## Requirements
Each line of the material below should be reproduced exactly.

## Stored records
▬▬▬
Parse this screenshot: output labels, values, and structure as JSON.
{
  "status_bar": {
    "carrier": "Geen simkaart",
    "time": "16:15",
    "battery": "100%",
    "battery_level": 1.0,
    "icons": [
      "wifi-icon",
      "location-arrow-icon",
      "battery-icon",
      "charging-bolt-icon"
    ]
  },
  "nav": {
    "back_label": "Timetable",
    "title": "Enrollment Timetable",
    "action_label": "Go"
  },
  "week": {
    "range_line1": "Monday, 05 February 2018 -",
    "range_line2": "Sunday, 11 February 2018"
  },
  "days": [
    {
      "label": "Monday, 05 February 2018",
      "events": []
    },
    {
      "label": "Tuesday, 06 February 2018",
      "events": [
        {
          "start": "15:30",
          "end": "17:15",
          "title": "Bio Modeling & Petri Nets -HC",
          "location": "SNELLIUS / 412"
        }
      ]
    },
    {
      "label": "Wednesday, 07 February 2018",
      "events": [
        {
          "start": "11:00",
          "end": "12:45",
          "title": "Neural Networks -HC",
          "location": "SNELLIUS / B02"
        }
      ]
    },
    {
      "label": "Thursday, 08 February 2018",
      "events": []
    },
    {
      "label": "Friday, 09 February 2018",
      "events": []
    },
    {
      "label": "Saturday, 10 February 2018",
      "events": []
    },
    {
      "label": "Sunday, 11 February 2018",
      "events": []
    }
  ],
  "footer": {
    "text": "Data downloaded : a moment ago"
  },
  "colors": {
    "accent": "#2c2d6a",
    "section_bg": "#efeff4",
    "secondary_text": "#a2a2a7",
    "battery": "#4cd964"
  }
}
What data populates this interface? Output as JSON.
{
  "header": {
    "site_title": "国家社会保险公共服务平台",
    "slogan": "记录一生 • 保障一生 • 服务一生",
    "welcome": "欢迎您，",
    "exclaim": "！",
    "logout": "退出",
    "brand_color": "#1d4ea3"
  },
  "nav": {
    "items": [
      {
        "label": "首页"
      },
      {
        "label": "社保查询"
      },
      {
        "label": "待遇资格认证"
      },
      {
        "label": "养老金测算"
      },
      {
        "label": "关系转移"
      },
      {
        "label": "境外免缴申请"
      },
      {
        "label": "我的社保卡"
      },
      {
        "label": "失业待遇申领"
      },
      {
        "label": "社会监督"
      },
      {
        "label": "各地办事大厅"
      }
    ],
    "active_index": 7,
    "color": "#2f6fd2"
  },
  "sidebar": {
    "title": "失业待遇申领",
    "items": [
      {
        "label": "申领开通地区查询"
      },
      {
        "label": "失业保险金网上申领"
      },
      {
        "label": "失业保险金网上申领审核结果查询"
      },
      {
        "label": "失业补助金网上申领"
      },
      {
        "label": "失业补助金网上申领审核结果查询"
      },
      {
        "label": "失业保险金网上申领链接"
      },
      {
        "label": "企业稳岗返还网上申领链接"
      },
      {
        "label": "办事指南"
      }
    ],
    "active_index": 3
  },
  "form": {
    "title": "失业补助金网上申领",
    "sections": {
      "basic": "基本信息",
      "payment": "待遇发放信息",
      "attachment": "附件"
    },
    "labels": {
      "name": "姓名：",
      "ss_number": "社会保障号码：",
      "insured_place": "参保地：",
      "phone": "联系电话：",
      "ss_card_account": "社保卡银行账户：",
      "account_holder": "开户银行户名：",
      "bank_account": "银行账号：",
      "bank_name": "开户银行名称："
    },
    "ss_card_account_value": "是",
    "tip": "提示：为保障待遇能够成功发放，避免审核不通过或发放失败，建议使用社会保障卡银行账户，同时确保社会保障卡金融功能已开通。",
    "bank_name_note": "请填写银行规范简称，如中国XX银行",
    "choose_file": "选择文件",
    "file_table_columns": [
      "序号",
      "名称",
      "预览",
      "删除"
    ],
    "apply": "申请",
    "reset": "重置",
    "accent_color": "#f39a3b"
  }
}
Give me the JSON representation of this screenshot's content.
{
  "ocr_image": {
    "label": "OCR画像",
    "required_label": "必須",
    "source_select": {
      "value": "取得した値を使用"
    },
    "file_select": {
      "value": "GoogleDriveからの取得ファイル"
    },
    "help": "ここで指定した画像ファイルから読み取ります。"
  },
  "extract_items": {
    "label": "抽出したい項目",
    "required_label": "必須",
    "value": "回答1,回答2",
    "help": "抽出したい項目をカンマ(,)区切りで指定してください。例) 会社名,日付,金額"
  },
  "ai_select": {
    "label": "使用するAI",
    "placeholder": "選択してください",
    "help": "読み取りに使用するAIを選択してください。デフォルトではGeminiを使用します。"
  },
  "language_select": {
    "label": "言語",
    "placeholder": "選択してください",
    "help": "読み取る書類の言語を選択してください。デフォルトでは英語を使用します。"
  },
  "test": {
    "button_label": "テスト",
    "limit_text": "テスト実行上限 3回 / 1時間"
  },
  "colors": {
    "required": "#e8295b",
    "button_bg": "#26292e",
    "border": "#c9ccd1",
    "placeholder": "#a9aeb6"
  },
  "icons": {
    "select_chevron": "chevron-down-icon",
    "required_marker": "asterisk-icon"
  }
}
▬▬▬
## Reply to the task
Parse this screenshot: output labels, values, and structure as JSON.
{
  "status_bar": {
    "carrier": "Geen simkaart",
    "time": "16:15",
    "battery": "100%",
    "battery_level": 1.0,
    "icons": [
      "wifi-icon",
      "location-arrow-icon",
      "battery-icon",
      "charging-bolt-icon"
    ]
  },
  "nav": {
    "back_label": "Timetable",
    "title": "Enrollment Timetable",
    "action_label": "Go"
  },
  "week": {
    "range_line1": "Monday, 05 February 2018 -",
    "range_line2": "Sunday, 11 February 2018"
  },
  "days": [
    {
      "label": "Monday, 05 February 2018",
      "events": []
    },
    {
      "label": "Tuesday, 06 February 2018",
      "events": [
        {
          "start": "15:30",
          "end": "17:15",
          "title": "Bio Modeling & Petri Nets -HC",
          "location": "SNELLIUS / 412"
        }
      ]
    },
    {
      "label": "Wednesday, 07 February 2018",
      "events": [
        {
          "start": "11:00",
          "end": "12:45",
          "title": "Neural Networks -HC",
          "location": "SNELLIUS / B02"
        }
      ]
    },
    {
      "label": "Thursday, 08 February 2018",
      "events": []
    },
    {
      "label": "Friday, 09 February 2018",
      "events": []
    },
    {
      "label": "Saturday, 10 February 2018",
      "events": []
    },
    {
      "label": "Sunday, 11 February 2018",
      "events": []
    }
  ],
  "footer": {
    "text": "Data downloaded : a moment ago"
  },
  "colors": {
    "accent": "#2c2d6a",
    "section_bg": "#efeff4",
    "secondary_text": "#a2a2a7",
    "battery": "#4cd964"
  }
}
What data populates this interface? Output as JSON.
{
  "header": {
    "site_title": "国家社会保险公共服务平台",
    "slogan": "记录一生 • 保障一生 • 服务一生",
    "welcome": "欢迎您，",
    "exclaim": "！",
    "logout": "退出",
    "brand_color": "#1d4ea3"
  },
  "nav": {
    "items": [
      {
        "label": "首页"
      },
      {
        "label": "社保查询"
      },
      {
        "label": "待遇资格认证"
      },
      {
        "label": "养老金测算"
      },
      {
        "label": "关系转移"
      },
      {
        "label": "境外免缴申请"
      },
      {
        "label": "我的社保卡"
      },
      {
        "label": "失业待遇申领"
      },
      {
        "label": "社会监督"
      },
      {
        "label": "各地办事大厅"
      }
    ],
    "active_index": 7,
    "color": "#2f6fd2"
  },
  "sidebar": {
    "title": "失业待遇申领",
    "items": [
      {
        "label": "申领开通地区查询"
      },
      {
        "label": "失业保险金网上申领"
      },
      {
        "label": "失业保险金网上申领审核结果查询"
      },
      {
        "label": "失业补助金网上申领"
      },
      {
        "label": "失业补助金网上申领审核结果查询"
      },
      {
        "label": "失业保险金网上申领链接"
      },
      {
        "label": "企业稳岗返还网上申领链接"
      },
      {
        "label": "办事指南"
      }
    ],
    "active_index": 3
  },
  "form": {
    "title": "失业补助金网上申领",
    "sections": {
      "basic": "基本信息",
      "payment": "待遇发放信息",
      "attachment": "附件"
    },
    "labels": {
      "name": "姓名：",
      "ss_number": "社会保障号码：",
      "insured_place": "参保地：",
      "phone": "联系电话：",
      "ss_card_account": "社保卡银行账户：",
      "account_holder": "开户银行户名：",
      "bank_account": "银行账号：",
      "bank_name": "开户银行名称："
    },
    "ss_card_account_value": "是",
    "tip": "提示：为保障待遇能够成功发放，避免审核不通过或发放失败，建议使用社会保障卡银行账户，同时确保社会保障卡金融功能已开通。",
    "bank_name_note": "请填写银行规范简称，如中国XX银行",
    "choose_file": "选择文件",
    "file_table_columns": [
      "序号",
      "名称",
      "预览",
      "删除"
    ],
    "apply": "申请",
    "reset": "重置",
    "accent_color": "#f39a3b"
  }
}
Give me the JSON representation of this screenshot's content.
{
  "ocr_image": {
    "label": "OCR画像",
    "required_label": "必須",
    "source_select": {
      "value": "取得した値を使用"
    },
    "file_select": {
      "value": "GoogleDriveからの取得ファイル"
    },
    "help": "ここで指定した画像ファイルから読み取ります。"
  },
  "extract_items": {
    "label": "抽出したい項目",
    "required_label": "必須",
    "value": "回答1,回答2",
    "help": "抽出したい項目をカンマ(,)区切りで指定してください。例) 会社名,日付,金額"
  },
  "ai_select": {
    "label": "使用するAI",
    "placeholder": "選択してください",
    "help": "読み取りに使用するAIを選択してください。デフォルトではGeminiを使用します。"
  },
  "language_select": {
    "label": "言語",
    "placeholder": "選択してください",
    "help": "読み取る書類の言語を選択してください。デフォルトでは英語を使用します。"
  },
  "test": {
    "button_label": "テスト",
    "limit_text": "テスト実行上限 3回 / 1時間"
  },
  "colors": {
    "required": "#e8295b",
    "button_bg": "#26292e",
    "border": "#c9ccd1",
    "placeholder": "#a9aeb6"
  },
  "icons": {
    "select_chevron": "chevron-down-icon",
    "required_marker": "asterisk-icon"
  }
}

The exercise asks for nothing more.